Your objective: Copy out, unchanged, the lines of the entries starting at the one that contains "bar-16-29-a-os-4 [241,349,256,392]" and ending after the one that contains "logo-line-1: Consejo de la [976,727,1019,734]", both included.
::::::::::
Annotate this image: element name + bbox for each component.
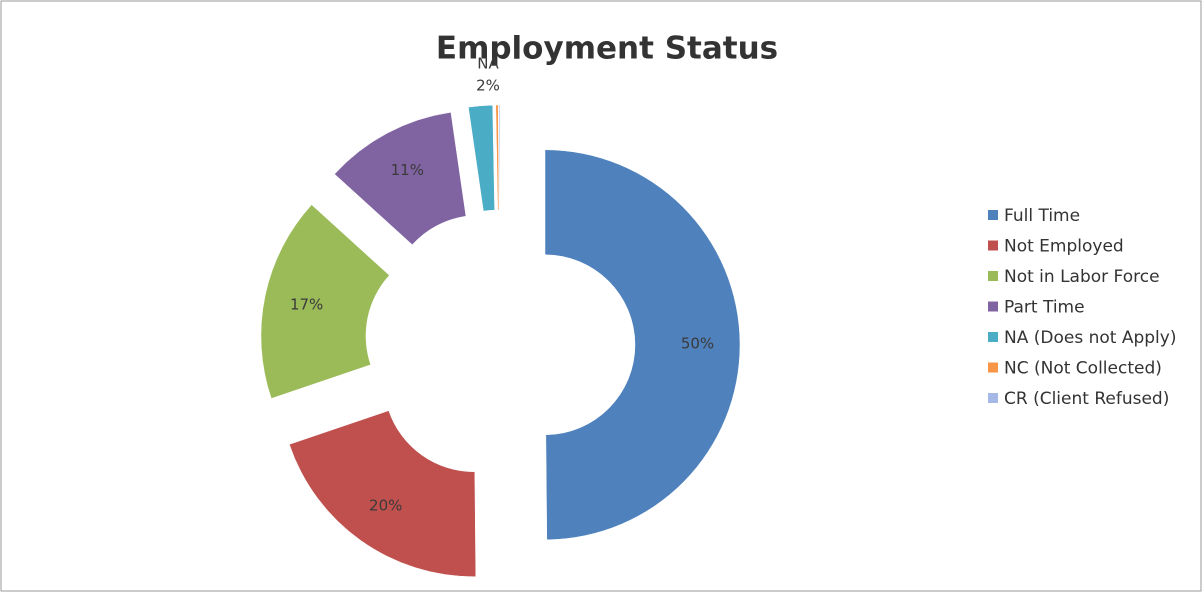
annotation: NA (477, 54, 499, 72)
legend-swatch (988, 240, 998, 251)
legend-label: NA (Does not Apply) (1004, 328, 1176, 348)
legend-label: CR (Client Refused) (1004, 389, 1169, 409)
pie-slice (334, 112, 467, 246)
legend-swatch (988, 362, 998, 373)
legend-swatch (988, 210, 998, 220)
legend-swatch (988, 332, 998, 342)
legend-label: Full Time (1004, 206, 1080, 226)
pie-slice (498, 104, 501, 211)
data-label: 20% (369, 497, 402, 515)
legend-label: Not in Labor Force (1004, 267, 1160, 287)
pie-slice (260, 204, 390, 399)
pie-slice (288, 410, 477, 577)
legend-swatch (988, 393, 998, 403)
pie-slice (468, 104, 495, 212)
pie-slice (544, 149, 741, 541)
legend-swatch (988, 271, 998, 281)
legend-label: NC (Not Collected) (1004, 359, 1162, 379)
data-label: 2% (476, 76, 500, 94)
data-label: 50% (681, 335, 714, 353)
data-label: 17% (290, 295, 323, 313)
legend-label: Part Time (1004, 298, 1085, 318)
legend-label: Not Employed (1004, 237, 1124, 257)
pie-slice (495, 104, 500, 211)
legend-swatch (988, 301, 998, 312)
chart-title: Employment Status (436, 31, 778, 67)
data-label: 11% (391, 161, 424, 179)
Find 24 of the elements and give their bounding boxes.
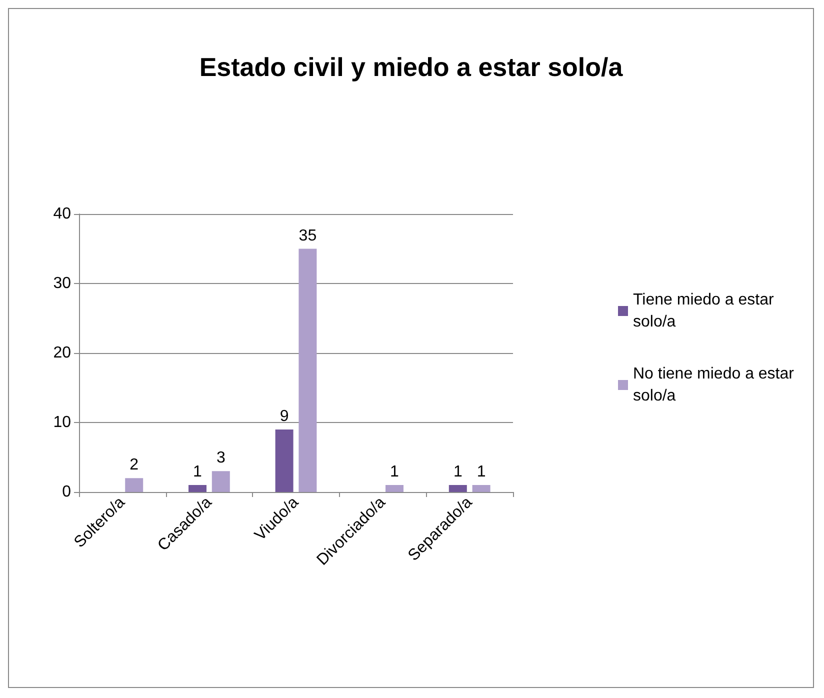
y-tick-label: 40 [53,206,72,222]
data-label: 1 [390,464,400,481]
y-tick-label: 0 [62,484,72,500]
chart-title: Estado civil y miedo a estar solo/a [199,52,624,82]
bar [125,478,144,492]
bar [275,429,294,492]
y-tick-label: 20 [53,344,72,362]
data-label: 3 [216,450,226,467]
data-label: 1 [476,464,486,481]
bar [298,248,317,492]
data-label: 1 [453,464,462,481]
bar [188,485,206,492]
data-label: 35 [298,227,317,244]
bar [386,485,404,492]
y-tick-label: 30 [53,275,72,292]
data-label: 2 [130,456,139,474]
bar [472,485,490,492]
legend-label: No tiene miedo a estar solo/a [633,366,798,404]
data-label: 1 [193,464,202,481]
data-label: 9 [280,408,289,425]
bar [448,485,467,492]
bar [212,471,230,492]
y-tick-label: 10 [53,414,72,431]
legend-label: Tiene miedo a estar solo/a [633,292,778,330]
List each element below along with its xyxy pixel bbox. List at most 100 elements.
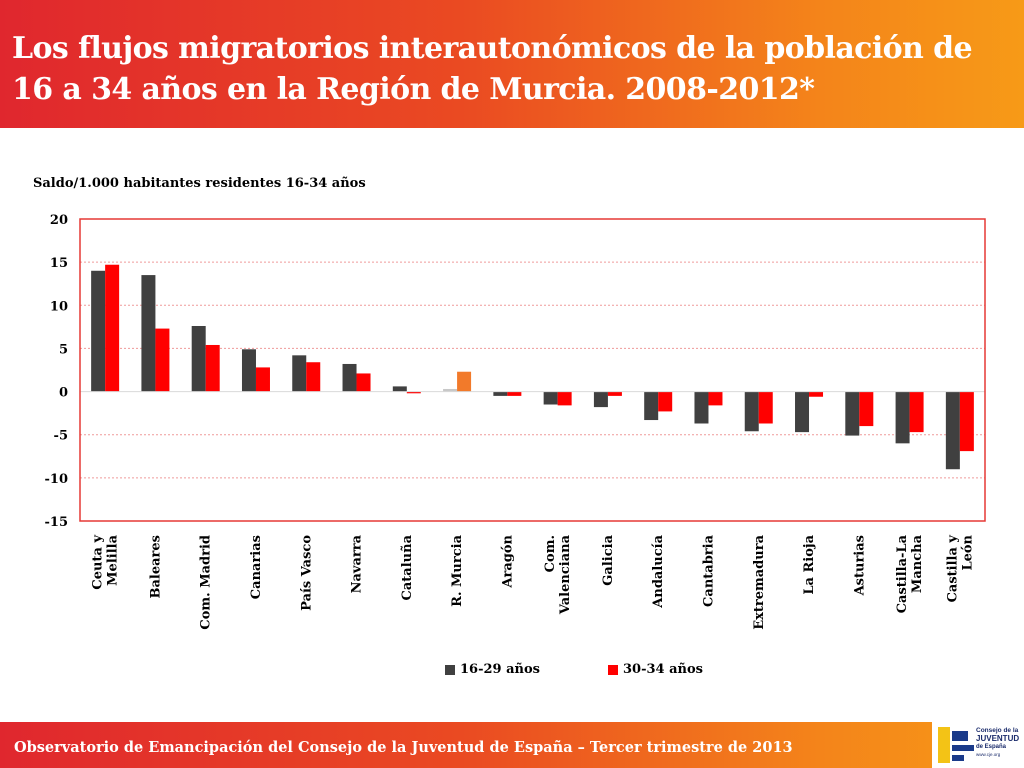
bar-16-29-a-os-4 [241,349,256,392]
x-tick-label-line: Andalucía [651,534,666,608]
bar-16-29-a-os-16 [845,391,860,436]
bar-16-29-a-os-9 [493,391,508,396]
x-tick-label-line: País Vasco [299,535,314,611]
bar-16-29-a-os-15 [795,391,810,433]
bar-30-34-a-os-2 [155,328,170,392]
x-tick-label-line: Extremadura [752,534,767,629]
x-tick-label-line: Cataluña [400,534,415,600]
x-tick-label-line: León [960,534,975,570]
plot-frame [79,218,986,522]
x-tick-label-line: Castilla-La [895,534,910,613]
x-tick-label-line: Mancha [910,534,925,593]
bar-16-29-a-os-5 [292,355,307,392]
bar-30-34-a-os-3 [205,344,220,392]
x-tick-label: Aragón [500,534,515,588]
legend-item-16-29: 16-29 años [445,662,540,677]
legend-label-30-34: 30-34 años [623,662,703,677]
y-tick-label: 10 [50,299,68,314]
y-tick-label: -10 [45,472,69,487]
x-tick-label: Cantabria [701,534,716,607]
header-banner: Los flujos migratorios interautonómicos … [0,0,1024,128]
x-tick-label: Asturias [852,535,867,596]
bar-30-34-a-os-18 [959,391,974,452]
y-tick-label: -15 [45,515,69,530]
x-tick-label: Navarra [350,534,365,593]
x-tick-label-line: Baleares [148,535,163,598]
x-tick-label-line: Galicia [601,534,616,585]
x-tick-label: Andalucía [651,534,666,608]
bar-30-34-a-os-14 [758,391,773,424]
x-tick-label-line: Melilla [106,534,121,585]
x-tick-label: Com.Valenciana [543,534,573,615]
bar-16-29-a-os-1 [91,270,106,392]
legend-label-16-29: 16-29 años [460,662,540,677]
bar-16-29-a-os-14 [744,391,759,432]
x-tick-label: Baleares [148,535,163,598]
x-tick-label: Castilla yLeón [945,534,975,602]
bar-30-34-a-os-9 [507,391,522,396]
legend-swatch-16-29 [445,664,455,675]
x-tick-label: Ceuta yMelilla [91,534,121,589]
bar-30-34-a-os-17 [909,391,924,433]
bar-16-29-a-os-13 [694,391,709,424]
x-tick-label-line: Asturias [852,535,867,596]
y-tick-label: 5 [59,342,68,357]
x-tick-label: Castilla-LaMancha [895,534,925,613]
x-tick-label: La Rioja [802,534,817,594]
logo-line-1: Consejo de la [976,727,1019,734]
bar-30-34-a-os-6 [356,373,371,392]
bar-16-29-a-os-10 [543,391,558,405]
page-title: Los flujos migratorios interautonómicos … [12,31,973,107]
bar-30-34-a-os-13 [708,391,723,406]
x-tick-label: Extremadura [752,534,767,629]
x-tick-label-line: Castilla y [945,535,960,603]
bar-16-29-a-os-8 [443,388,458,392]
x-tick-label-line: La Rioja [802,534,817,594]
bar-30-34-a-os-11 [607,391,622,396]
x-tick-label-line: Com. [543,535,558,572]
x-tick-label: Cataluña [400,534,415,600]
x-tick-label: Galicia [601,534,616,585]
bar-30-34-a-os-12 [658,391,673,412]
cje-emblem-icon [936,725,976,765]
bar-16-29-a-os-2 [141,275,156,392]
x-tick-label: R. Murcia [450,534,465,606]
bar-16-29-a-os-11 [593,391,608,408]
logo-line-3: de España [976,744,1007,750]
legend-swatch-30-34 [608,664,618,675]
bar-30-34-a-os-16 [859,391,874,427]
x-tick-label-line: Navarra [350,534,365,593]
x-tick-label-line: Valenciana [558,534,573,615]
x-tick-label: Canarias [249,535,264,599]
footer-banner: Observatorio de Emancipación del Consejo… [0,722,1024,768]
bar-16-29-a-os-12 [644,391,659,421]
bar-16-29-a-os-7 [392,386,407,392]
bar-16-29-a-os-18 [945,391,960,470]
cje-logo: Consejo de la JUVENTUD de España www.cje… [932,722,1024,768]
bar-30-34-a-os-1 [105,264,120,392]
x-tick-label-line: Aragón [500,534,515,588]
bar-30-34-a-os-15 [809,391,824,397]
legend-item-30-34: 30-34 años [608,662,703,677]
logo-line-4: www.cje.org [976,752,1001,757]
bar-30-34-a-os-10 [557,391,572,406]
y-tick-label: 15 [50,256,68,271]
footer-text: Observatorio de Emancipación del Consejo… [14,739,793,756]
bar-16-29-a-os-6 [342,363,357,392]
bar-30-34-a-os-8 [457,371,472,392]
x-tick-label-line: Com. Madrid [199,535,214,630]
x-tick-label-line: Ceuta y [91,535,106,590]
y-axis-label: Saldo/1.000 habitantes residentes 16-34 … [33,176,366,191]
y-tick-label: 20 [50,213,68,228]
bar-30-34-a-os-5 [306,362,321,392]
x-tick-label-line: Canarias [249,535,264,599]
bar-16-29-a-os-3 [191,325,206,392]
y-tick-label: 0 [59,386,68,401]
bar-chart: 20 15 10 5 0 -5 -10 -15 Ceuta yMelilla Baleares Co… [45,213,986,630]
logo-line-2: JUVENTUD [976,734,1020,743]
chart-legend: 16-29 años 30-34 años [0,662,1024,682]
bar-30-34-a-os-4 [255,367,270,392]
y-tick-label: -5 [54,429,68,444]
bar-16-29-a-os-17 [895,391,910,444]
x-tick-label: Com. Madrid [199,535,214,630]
::::::::::
Result for this exercise:
bar-16-29-a-os-4 [241,349,256,392]
x-tick-label-line: Andalucía [651,534,666,608]
bar-16-29-a-os-16 [845,391,860,436]
bar-16-29-a-os-9 [493,391,508,396]
x-tick-label-line: País Vasco [299,535,314,611]
bar-16-29-a-os-15 [795,391,810,433]
bar-30-34-a-os-2 [155,328,170,392]
x-tick-label-line: Extremadura [752,534,767,629]
x-tick-label-line: Cataluña [400,534,415,600]
x-tick-label-line: León [960,534,975,570]
plot-frame [79,218,986,522]
x-tick-label-line: Castilla-La [895,534,910,613]
x-tick-label-line: Mancha [910,534,925,593]
bar-16-29-a-os-5 [292,355,307,392]
bar-30-34-a-os-3 [205,344,220,392]
x-tick-label: Aragón [500,534,515,588]
legend-item-16-29: 16-29 años [445,662,540,677]
legend-label-30-34: 30-34 años [623,662,703,677]
y-tick-label: 10 [50,299,68,314]
y-tick-label: -10 [45,472,69,487]
x-tick-label: Cantabria [701,534,716,607]
header-banner: Los flujos migratorios interautonómicos … [0,0,1024,128]
x-tick-label: Asturias [852,535,867,596]
bar-30-34-a-os-18 [959,391,974,452]
y-tick-label: -15 [45,515,69,530]
x-tick-label: Navarra [350,534,365,593]
x-tick-label-line: Baleares [148,535,163,598]
x-tick-label-line: Galicia [601,534,616,585]
x-tick-label: Andalucía [651,534,666,608]
bar-30-34-a-os-14 [758,391,773,424]
x-tick-label-line: Melilla [106,534,121,585]
x-tick-label: Com.Valenciana [543,534,573,615]
bar-16-29-a-os-1 [91,270,106,392]
legend-label-16-29: 16-29 años [460,662,540,677]
bar-16-29-a-os-14 [744,391,759,432]
x-tick-label: Baleares [148,535,163,598]
x-tick-label: Castilla yLeón [945,534,975,602]
bar-30-34-a-os-9 [507,391,522,396]
legend-swatch-16-29 [445,664,455,675]
x-tick-label: Ceuta yMelilla [91,534,121,589]
bar-30-34-a-os-17 [909,391,924,433]
bar-16-29-a-os-13 [694,391,709,424]
x-tick-label-line: Asturias [852,535,867,596]
y-tick-label: 5 [59,342,68,357]
x-tick-label: Castilla-LaMancha [895,534,925,613]
x-tick-label: La Rioja [802,534,817,594]
logo-line-1: Consejo de la [976,727,1019,734]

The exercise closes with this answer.